WORK TO DO -> Set down each line of the material that follows, exactly, with no pictures.

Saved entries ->
───

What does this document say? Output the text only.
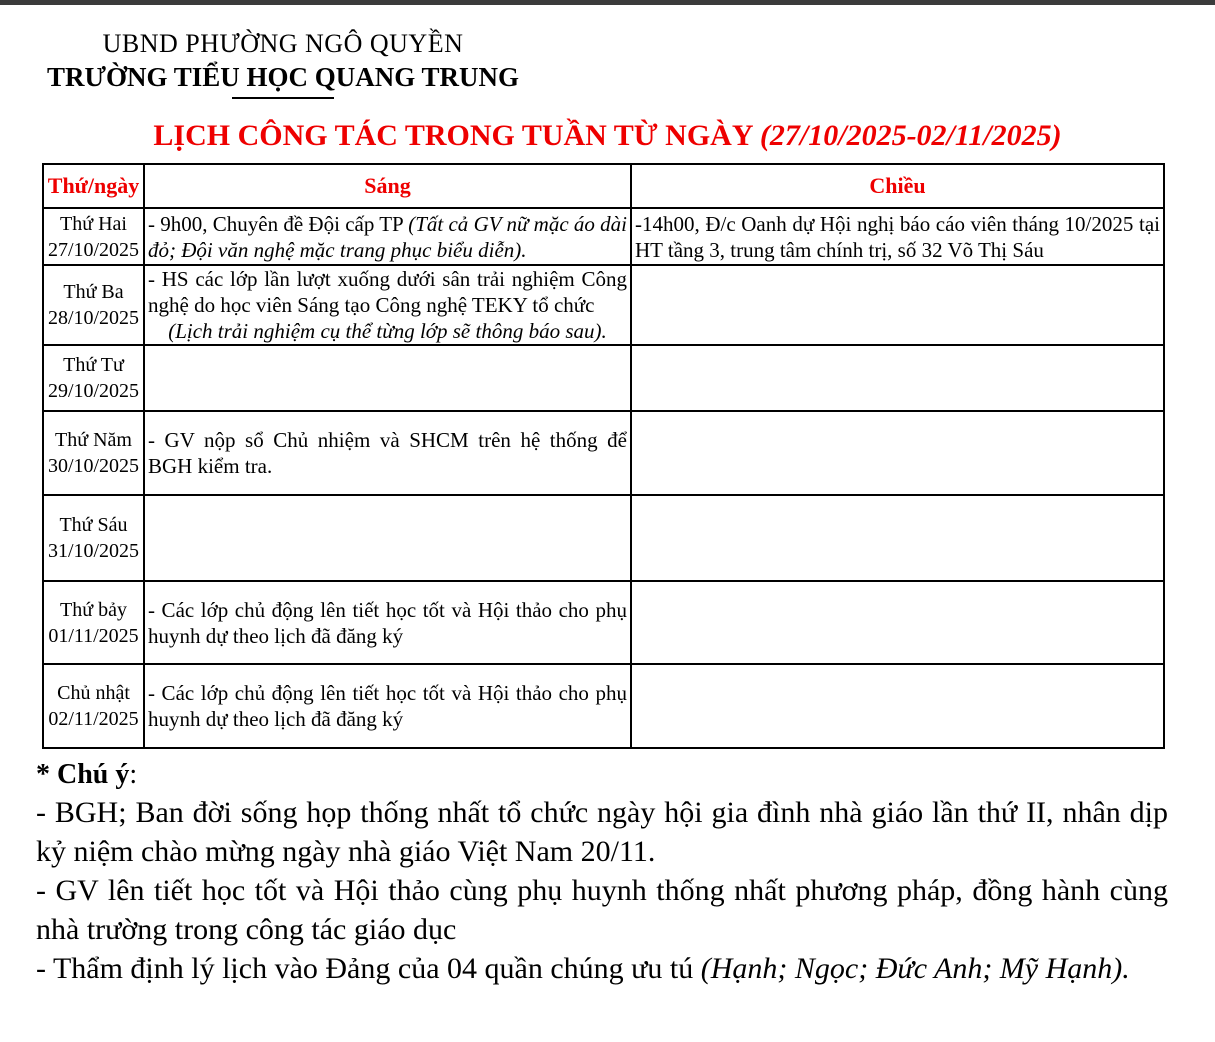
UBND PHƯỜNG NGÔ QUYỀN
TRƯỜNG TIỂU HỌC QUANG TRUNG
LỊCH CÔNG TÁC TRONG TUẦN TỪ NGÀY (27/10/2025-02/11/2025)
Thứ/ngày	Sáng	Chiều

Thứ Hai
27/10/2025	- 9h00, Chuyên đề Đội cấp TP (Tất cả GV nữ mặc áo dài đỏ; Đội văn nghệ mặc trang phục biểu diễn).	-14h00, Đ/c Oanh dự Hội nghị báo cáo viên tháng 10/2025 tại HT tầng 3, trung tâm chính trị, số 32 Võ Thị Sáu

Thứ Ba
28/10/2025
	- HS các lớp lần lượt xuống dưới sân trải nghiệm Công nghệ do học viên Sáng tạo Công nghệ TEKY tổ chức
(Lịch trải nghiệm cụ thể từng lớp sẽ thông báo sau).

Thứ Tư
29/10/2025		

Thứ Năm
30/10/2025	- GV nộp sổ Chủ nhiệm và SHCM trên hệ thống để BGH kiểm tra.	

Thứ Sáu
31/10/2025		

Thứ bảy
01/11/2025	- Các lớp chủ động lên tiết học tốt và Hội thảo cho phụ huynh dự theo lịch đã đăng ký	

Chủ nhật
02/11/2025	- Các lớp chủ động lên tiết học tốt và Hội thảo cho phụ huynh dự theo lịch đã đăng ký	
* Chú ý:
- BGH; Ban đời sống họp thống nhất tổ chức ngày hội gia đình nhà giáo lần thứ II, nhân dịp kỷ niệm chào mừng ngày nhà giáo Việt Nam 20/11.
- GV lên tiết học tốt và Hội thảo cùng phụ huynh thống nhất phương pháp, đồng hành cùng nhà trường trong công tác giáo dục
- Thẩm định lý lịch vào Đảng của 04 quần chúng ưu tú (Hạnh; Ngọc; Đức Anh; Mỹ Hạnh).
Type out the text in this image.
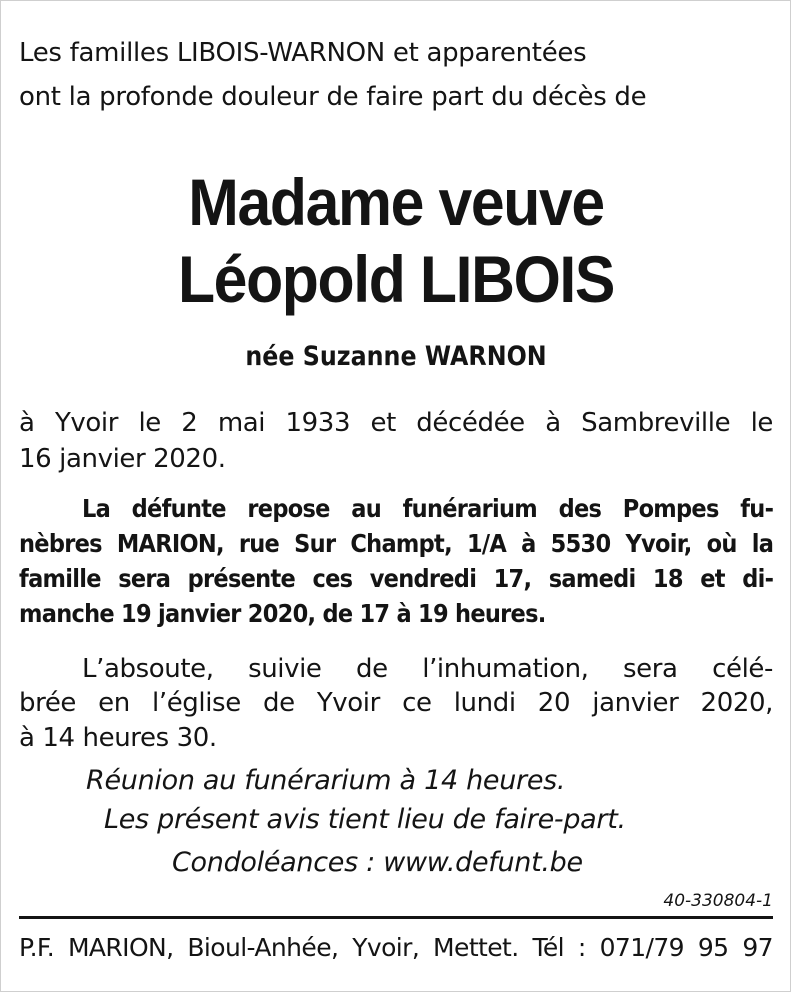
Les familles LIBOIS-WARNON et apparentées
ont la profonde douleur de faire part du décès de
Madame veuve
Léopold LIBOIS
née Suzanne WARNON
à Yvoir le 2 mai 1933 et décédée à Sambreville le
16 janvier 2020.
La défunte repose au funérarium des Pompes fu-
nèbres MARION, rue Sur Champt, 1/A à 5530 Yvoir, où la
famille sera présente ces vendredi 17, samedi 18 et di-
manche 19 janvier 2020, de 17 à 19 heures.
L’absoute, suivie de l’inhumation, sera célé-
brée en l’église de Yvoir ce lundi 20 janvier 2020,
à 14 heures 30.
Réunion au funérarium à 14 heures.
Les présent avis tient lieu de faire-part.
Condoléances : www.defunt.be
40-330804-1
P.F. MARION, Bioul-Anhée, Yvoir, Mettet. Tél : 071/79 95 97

───

RESULT FOR THIS TASK ->
What does this document say? Output the text only.
UBND PHƯỜNG NGÔ QUYỀN
TRƯỜNG TIỂU HỌC QUANG TRUNG
LỊCH CÔNG TÁC TRONG TUẦN TỪ NGÀY (27/10/2025-02/11/2025)
Thứ/ngày	Sáng	Chiều

Thứ Hai
27/10/2025	- 9h00, Chuyên đề Đội cấp TP (Tất cả GV nữ mặc áo dài đỏ; Đội văn nghệ mặc trang phục biểu diễn).	-14h00, Đ/c Oanh dự Hội nghị báo cáo viên tháng 10/2025 tại HT tầng 3, trung tâm chính trị, số 32 Võ Thị Sáu

Thứ Ba
28/10/2025
	- HS các lớp lần lượt xuống dưới sân trải nghiệm Công nghệ do học viên Sáng tạo Công nghệ TEKY tổ chức
(Lịch trải nghiệm cụ thể từng lớp sẽ thông báo sau).

Thứ Tư
29/10/2025		

Thứ Năm
30/10/2025	- GV nộp sổ Chủ nhiệm và SHCM trên hệ thống để BGH kiểm tra.	

Thứ Sáu
31/10/2025		

Thứ bảy
01/11/2025	- Các lớp chủ động lên tiết học tốt và Hội thảo cho phụ huynh dự theo lịch đã đăng ký	

Chủ nhật
02/11/2025	- Các lớp chủ động lên tiết học tốt và Hội thảo cho phụ huynh dự theo lịch đã đăng ký	
* Chú ý:
- BGH; Ban đời sống họp thống nhất tổ chức ngày hội gia đình nhà giáo lần thứ II, nhân dịp kỷ niệm chào mừng ngày nhà giáo Việt Nam 20/11.
- GV lên tiết học tốt và Hội thảo cùng phụ huynh thống nhất phương pháp, đồng hành cùng nhà trường trong công tác giáo dục
- Thẩm định lý lịch vào Đảng của 04 quần chúng ưu tú (Hạnh; Ngọc; Đức Anh; Mỹ Hạnh).
Type out the text in this image.
Les familles LIBOIS-WARNON et apparentées
ont la profonde douleur de faire part du décès de
Madame veuve
Léopold LIBOIS
née Suzanne WARNON
à Yvoir le 2 mai 1933 et décédée à Sambreville le
16 janvier 2020.
La défunte repose au funérarium des Pompes fu-
nèbres MARION, rue Sur Champt, 1/A à 5530 Yvoir, où la
famille sera présente ces vendredi 17, samedi 18 et di-
manche 19 janvier 2020, de 17 à 19 heures.
L’absoute, suivie de l’inhumation, sera célé-
brée en l’église de Yvoir ce lundi 20 janvier 2020,
à 14 heures 30.
Réunion au funérarium à 14 heures.
Les présent avis tient lieu de faire-part.
Condoléances : www.defunt.be
40-330804-1
P.F. MARION, Bioul-Anhée, Yvoir, Mettet. Tél : 071/79 95 97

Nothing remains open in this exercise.